Stored data
┌──
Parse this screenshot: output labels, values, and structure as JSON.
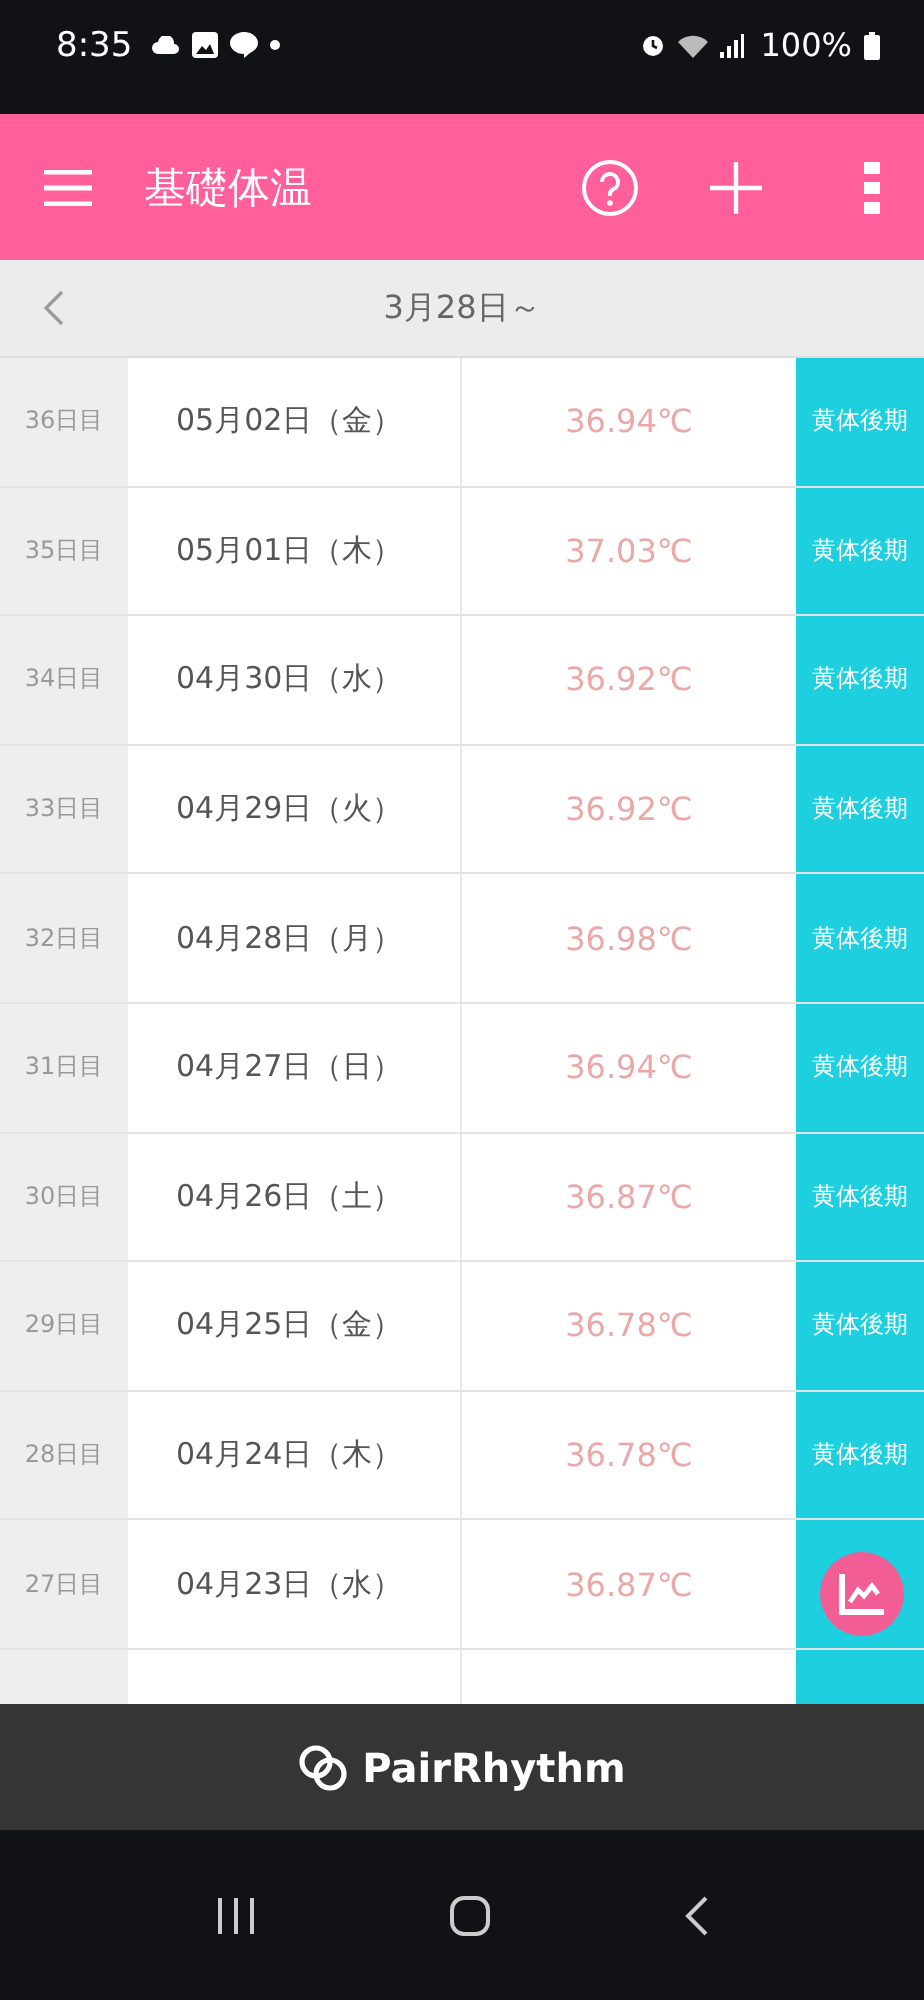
{
  "status_bar": {
    "time": "8:35",
    "battery": "100%"
  },
  "app_bar": {
    "title": "基礎体温"
  },
  "period_nav": {
    "label": "3月28日～"
  },
  "rows": [
    {
      "day": "36日目",
      "date": "05月02日（金）",
      "temp": "36.94℃",
      "phase": "黄体後期"
    },
    {
      "day": "35日目",
      "date": "05月01日（木）",
      "temp": "37.03℃",
      "phase": "黄体後期"
    },
    {
      "day": "34日目",
      "date": "04月30日（水）",
      "temp": "36.92℃",
      "phase": "黄体後期"
    },
    {
      "day": "33日目",
      "date": "04月29日（火）",
      "temp": "36.92℃",
      "phase": "黄体後期"
    },
    {
      "day": "32日目",
      "date": "04月28日（月）",
      "temp": "36.98℃",
      "phase": "黄体後期"
    },
    {
      "day": "31日目",
      "date": "04月27日（日）",
      "temp": "36.94℃",
      "phase": "黄体後期"
    },
    {
      "day": "30日目",
      "date": "04月26日（土）",
      "temp": "36.87℃",
      "phase": "黄体後期"
    },
    {
      "day": "29日目",
      "date": "04月25日（金）",
      "temp": "36.78℃",
      "phase": "黄体後期"
    },
    {
      "day": "28日目",
      "date": "04月24日（木）",
      "temp": "36.78℃",
      "phase": "黄体後期"
    },
    {
      "day": "27日目",
      "date": "04月23日（水）",
      "temp": "36.87℃"
    }
  ],
  "footer": {
    "brand": "PairRhythm"
  }
}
└──
__Stated task__
Using the records above, find and show each line with the string "temp".

__Reply to the task__
      "temp": "36.94℃",
      "temp": "37.03℃",
      "temp": "36.92℃",
      "temp": "36.92℃",
      "temp": "36.98℃",
      "temp": "36.94℃",
      "temp": "36.87℃",
      "temp": "36.78℃",
      "temp": "36.78℃",
      "temp": "36.87℃"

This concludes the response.